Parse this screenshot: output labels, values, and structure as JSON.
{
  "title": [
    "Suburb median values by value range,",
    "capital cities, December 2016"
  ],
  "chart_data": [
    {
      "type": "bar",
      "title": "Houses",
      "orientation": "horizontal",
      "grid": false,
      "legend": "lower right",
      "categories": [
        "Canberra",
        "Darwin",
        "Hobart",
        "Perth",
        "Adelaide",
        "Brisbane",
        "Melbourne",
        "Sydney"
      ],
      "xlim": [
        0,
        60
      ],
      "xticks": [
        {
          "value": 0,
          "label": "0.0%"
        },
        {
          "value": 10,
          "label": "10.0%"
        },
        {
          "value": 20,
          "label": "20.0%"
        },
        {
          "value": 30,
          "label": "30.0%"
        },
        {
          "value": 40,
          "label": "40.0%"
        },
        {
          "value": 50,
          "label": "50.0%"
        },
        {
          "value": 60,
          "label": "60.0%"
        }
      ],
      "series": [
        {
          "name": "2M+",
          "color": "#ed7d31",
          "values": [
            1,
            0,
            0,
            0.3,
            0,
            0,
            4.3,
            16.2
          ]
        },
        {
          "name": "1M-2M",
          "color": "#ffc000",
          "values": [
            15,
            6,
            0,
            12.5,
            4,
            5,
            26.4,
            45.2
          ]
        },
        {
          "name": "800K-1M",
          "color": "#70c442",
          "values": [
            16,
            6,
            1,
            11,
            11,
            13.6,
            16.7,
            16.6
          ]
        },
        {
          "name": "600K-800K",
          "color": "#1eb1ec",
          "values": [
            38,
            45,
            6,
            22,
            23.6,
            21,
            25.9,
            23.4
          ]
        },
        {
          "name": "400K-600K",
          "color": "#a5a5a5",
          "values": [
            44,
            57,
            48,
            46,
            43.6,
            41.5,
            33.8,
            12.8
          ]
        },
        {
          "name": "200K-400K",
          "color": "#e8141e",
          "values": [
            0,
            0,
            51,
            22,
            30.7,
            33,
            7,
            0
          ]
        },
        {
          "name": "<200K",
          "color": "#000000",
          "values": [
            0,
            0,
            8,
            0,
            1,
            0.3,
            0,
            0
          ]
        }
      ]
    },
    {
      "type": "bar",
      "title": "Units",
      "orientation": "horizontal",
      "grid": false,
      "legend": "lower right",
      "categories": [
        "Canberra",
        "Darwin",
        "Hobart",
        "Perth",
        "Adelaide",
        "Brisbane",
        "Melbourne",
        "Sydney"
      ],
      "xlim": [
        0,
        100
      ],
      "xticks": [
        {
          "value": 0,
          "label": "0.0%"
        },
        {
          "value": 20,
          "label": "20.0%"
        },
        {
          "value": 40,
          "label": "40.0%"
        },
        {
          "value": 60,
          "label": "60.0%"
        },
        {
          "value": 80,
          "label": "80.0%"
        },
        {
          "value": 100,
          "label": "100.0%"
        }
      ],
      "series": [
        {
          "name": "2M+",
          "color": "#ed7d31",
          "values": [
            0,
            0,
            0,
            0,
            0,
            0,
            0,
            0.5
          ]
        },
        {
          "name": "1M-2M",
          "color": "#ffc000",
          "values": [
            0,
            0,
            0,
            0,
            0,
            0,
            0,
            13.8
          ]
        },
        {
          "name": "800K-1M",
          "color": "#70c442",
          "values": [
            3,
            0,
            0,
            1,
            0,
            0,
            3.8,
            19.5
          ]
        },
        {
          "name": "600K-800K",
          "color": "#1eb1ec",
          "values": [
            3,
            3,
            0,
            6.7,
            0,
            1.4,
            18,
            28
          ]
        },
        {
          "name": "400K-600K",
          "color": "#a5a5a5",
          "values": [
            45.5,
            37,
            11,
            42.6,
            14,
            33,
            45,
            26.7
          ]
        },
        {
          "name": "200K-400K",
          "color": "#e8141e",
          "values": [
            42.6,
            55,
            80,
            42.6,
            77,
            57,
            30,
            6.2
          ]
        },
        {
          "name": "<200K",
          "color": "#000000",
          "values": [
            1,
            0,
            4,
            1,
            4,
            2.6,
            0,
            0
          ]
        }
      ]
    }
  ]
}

= = = =

Written problem: Transcribe the data. Leave every line exactly as it is.

Solved exercise:
Parse this screenshot: output labels, values, and structure as JSON.
{
  "title": [
    "Suburb median values by value range,",
    "capital cities, December 2016"
  ],
  "chart_data": [
    {
      "type": "bar",
      "title": "Houses",
      "orientation": "horizontal",
      "grid": false,
      "legend": "lower right",
      "categories": [
        "Canberra",
        "Darwin",
        "Hobart",
        "Perth",
        "Adelaide",
        "Brisbane",
        "Melbourne",
        "Sydney"
      ],
      "xlim": [
        0,
        60
      ],
      "xticks": [
        {
          "value": 0,
          "label": "0.0%"
        },
        {
          "value": 10,
          "label": "10.0%"
        },
        {
          "value": 20,
          "label": "20.0%"
        },
        {
          "value": 30,
          "label": "30.0%"
        },
        {
          "value": 40,
          "label": "40.0%"
        },
        {
          "value": 50,
          "label": "50.0%"
        },
        {
          "value": 60,
          "label": "60.0%"
        }
      ],
      "series": [
        {
          "name": "2M+",
          "color": "#ed7d31",
          "values": [
            1,
            0,
            0,
            0.3,
            0,
            0,
            4.3,
            16.2
          ]
        },
        {
          "name": "1M-2M",
          "color": "#ffc000",
          "values": [
            15,
            6,
            0,
            12.5,
            4,
            5,
            26.4,
            45.2
          ]
        },
        {
          "name": "800K-1M",
          "color": "#70c442",
          "values": [
            16,
            6,
            1,
            11,
            11,
            13.6,
            16.7,
            16.6
          ]
        },
        {
          "name": "600K-800K",
          "color": "#1eb1ec",
          "values": [
            38,
            45,
            6,
            22,
            23.6,
            21,
            25.9,
            23.4
          ]
        },
        {
          "name": "400K-600K",
          "color": "#a5a5a5",
          "values": [
            44,
            57,
            48,
            46,
            43.6,
            41.5,
            33.8,
            12.8
          ]
        },
        {
          "name": "200K-400K",
          "color": "#e8141e",
          "values": [
            0,
            0,
            51,
            22,
            30.7,
            33,
            7,
            0
          ]
        },
        {
          "name": "<200K",
          "color": "#000000",
          "values": [
            0,
            0,
            8,
            0,
            1,
            0.3,
            0,
            0
          ]
        }
      ]
    },
    {
      "type": "bar",
      "title": "Units",
      "orientation": "horizontal",
      "grid": false,
      "legend": "lower right",
      "categories": [
        "Canberra",
        "Darwin",
        "Hobart",
        "Perth",
        "Adelaide",
        "Brisbane",
        "Melbourne",
        "Sydney"
      ],
      "xlim": [
        0,
        100
      ],
      "xticks": [
        {
          "value": 0,
          "label": "0.0%"
        },
        {
          "value": 20,
          "label": "20.0%"
        },
        {
          "value": 40,
          "label": "40.0%"
        },
        {
          "value": 60,
          "label": "60.0%"
        },
        {
          "value": 80,
          "label": "80.0%"
        },
        {
          "value": 100,
          "label": "100.0%"
        }
      ],
      "series": [
        {
          "name": "2M+",
          "color": "#ed7d31",
          "values": [
            0,
            0,
            0,
            0,
            0,
            0,
            0,
            0.5
          ]
        },
        {
          "name": "1M-2M",
          "color": "#ffc000",
          "values": [
            0,
            0,
            0,
            0,
            0,
            0,
            0,
            13.8
          ]
        },
        {
          "name": "800K-1M",
          "color": "#70c442",
          "values": [
            3,
            0,
            0,
            1,
            0,
            0,
            3.8,
            19.5
          ]
        },
        {
          "name": "600K-800K",
          "color": "#1eb1ec",
          "values": [
            3,
            3,
            0,
            6.7,
            0,
            1.4,
            18,
            28
          ]
        },
        {
          "name": "400K-600K",
          "color": "#a5a5a5",
          "values": [
            45.5,
            37,
            11,
            42.6,
            14,
            33,
            45,
            26.7
          ]
        },
        {
          "name": "200K-400K",
          "color": "#e8141e",
          "values": [
            42.6,
            55,
            80,
            42.6,
            77,
            57,
            30,
            6.2
          ]
        },
        {
          "name": "<200K",
          "color": "#000000",
          "values": [
            1,
            0,
            4,
            1,
            4,
            2.6,
            0,
            0
          ]
        }
      ]
    }
  ]
}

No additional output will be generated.